--- BEGIN EXTRACTED MATERIAL ---
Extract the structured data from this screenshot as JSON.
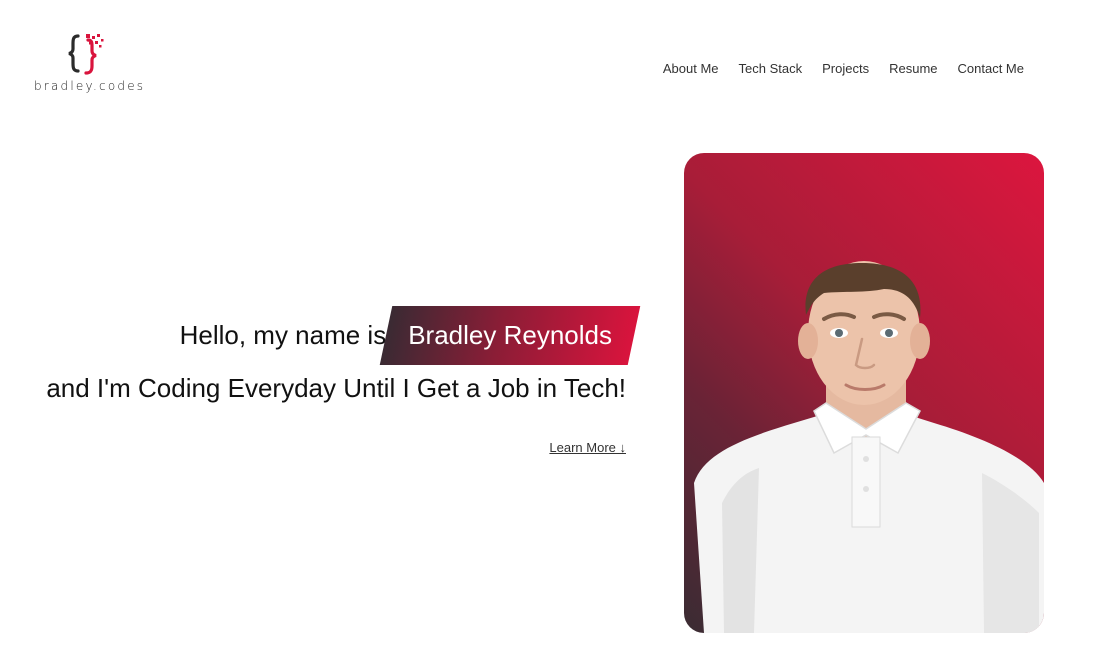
{
  "logo": {
    "text": "bradley.codes",
    "icon": "curly-braces-logo-icon",
    "colors": {
      "dark": "#2b2b2b",
      "accent": "#d9143d"
    }
  },
  "nav": {
    "items": [
      {
        "label": "About Me"
      },
      {
        "label": "Tech Stack"
      },
      {
        "label": "Projects"
      },
      {
        "label": "Resume"
      },
      {
        "label": "Contact Me"
      }
    ]
  },
  "hero": {
    "greeting": "Hello, my name is",
    "name": "Bradley Reynolds",
    "tagline": "and I'm Coding Everyday Until I Get a Job in Tech!",
    "learn_more": "Learn More ↓"
  },
  "portrait": {
    "gradient_colors": [
      "#dc163e",
      "#3a2c33"
    ]
  }
}
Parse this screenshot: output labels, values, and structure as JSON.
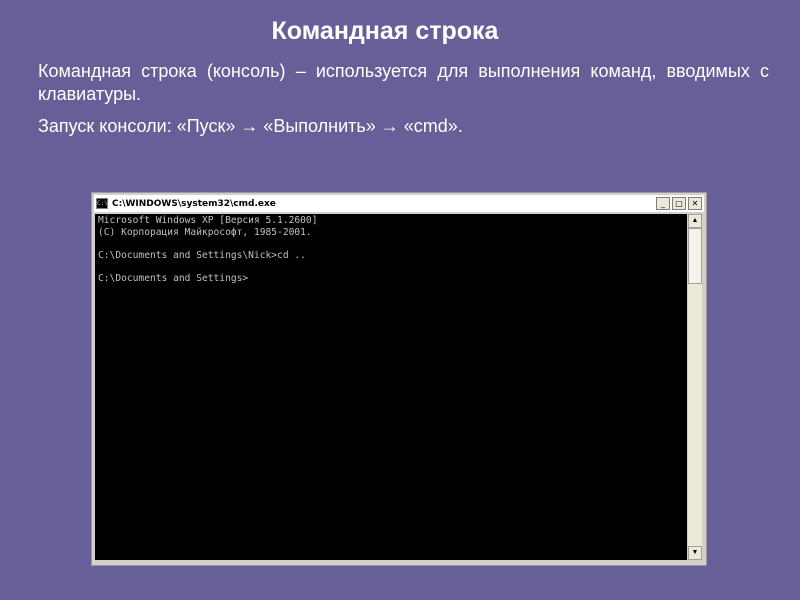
{
  "slide": {
    "title": "Командная строка",
    "paragraph1": "Командная строка (консоль) – используется для выполнения команд, вводимых с клавиатуры.",
    "paragraph2": "Запуск консоли: «Пуск» → «Выполнить» → «cmd»."
  },
  "window": {
    "title": "C:\\WINDOWS\\system32\\cmd.exe",
    "icon": "cmd-icon",
    "controls": {
      "minimize": "_",
      "maximize": "□",
      "close": "✕"
    },
    "console_lines": [
      "Microsoft Windows XP [Версия 5.1.2600]",
      "(С) Корпорация Майкрософт, 1985-2001.",
      "",
      "C:\\Documents and Settings\\Nick>cd ..",
      "",
      "C:\\Documents and Settings>"
    ],
    "scroll_arrows": {
      "up": "▲",
      "down": "▼"
    }
  },
  "colors": {
    "slide_background": "#676098",
    "console_background": "#000000",
    "console_text": "#c0c0c0"
  }
}
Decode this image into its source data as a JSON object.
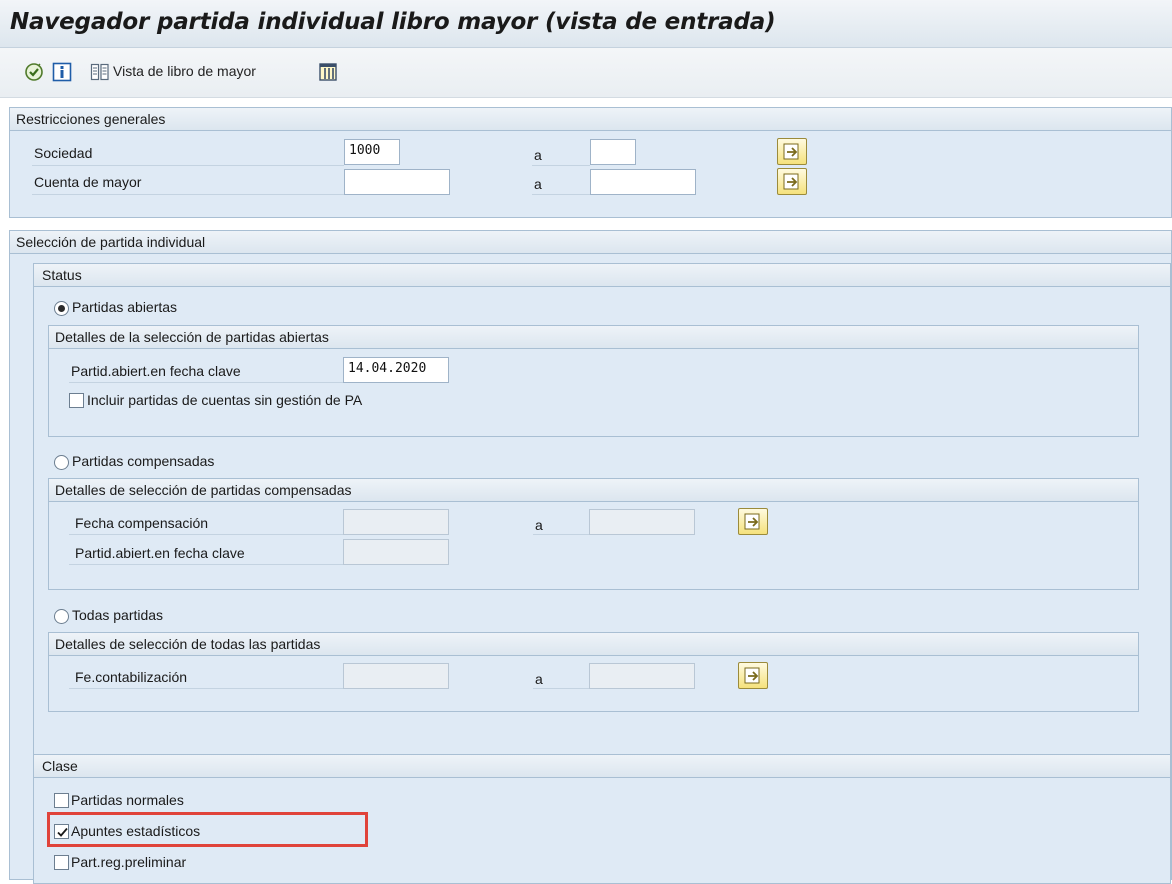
{
  "title": "Navegador partida individual libro mayor (vista de entrada)",
  "toolbar": {
    "execute_icon": "execute-icon",
    "info_icon": "info-icon",
    "ledger_view_label": "Vista de libro de mayor",
    "layout_icon": "layout-icon"
  },
  "general": {
    "heading": "Restricciones generales",
    "sociedad_label": "Sociedad",
    "sociedad_value": "1000",
    "sociedad_to_label": "a",
    "sociedad_to_value": "",
    "cuenta_label": "Cuenta de mayor",
    "cuenta_value": "",
    "cuenta_to_label": "a",
    "cuenta_to_value": ""
  },
  "seleccion": {
    "heading": "Selección de partida individual",
    "status": {
      "heading": "Status",
      "abiertas": {
        "radio_label": "Partidas abiertas",
        "selected": true,
        "details_heading": "Detalles de la selección de partidas abiertas",
        "fecha_clave_label": "Partid.abiert.en fecha clave",
        "fecha_clave_value": "14.04.2020",
        "incluir_label": "Incluir partidas de cuentas sin gestión de PA",
        "incluir_checked": false
      },
      "compensadas": {
        "radio_label": "Partidas compensadas",
        "selected": false,
        "details_heading": "Detalles de selección de partidas compensadas",
        "fecha_comp_label": "Fecha compensación",
        "fecha_comp_to_label": "a",
        "fecha_clave_label": "Partid.abiert.en fecha clave"
      },
      "todas": {
        "radio_label": "Todas partidas",
        "selected": false,
        "details_heading": "Detalles de selección de todas las partidas",
        "fe_contab_label": "Fe.contabilización",
        "fe_contab_to_label": "a"
      }
    },
    "clase": {
      "heading": "Clase",
      "normales_label": "Partidas normales",
      "normales_checked": false,
      "estadisticos_label": "Apuntes estadísticos",
      "estadisticos_checked": true,
      "preliminar_label": "Part.reg.preliminar",
      "preliminar_checked": false
    }
  },
  "colors": {
    "panel_bg": "#dfeaf5",
    "border": "#a9bfd3",
    "highlight": "#e0433a",
    "select_button": "#f5e27c"
  }
}
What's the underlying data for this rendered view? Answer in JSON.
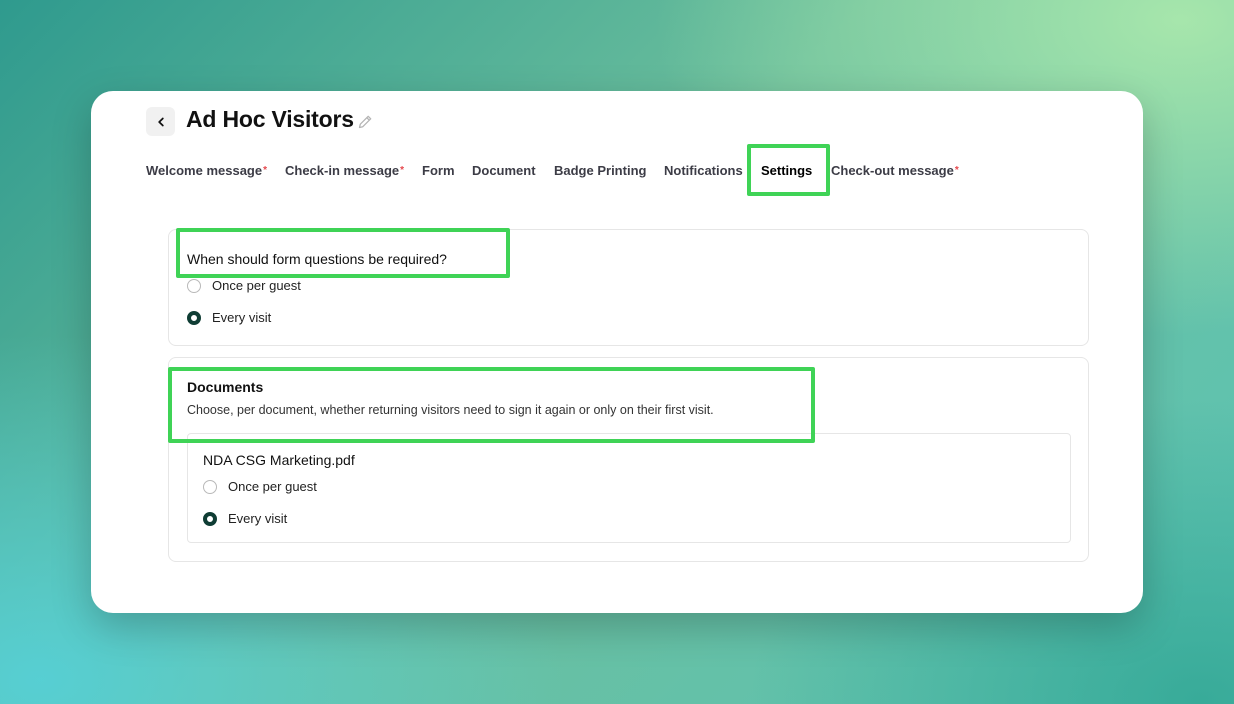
{
  "header": {
    "title": "Ad Hoc Visitors"
  },
  "tabs": [
    {
      "label": "Welcome message",
      "required": "*"
    },
    {
      "label": "Check-in message",
      "required": "*"
    },
    {
      "label": "Form",
      "required": ""
    },
    {
      "label": "Document",
      "required": ""
    },
    {
      "label": "Badge Printing",
      "required": ""
    },
    {
      "label": "Notifications",
      "required": ""
    },
    {
      "label": "Settings",
      "required": "",
      "active": true
    },
    {
      "label": "Check-out message",
      "required": "*"
    }
  ],
  "form_settings": {
    "question": "When should form questions be required?",
    "options": [
      {
        "label": "Once per guest",
        "selected": false
      },
      {
        "label": "Every visit",
        "selected": true
      }
    ]
  },
  "documents": {
    "heading": "Documents",
    "description": "Choose, per document, whether returning visitors need to sign it again or only on their first visit.",
    "items": [
      {
        "name": "NDA CSG Marketing.pdf",
        "options": [
          {
            "label": "Once per guest",
            "selected": false
          },
          {
            "label": "Every visit",
            "selected": true
          }
        ]
      }
    ]
  },
  "colors": {
    "highlight": "#3fd356",
    "radio_selected": "#0f3d34",
    "required_marker": "#e5484d"
  }
}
--- END EXTRACTED MATERIAL ---
### PROBLEM
In how many lines of the data does the string "строка" appear? Give only the number.

### COMPLETE ANSWER
2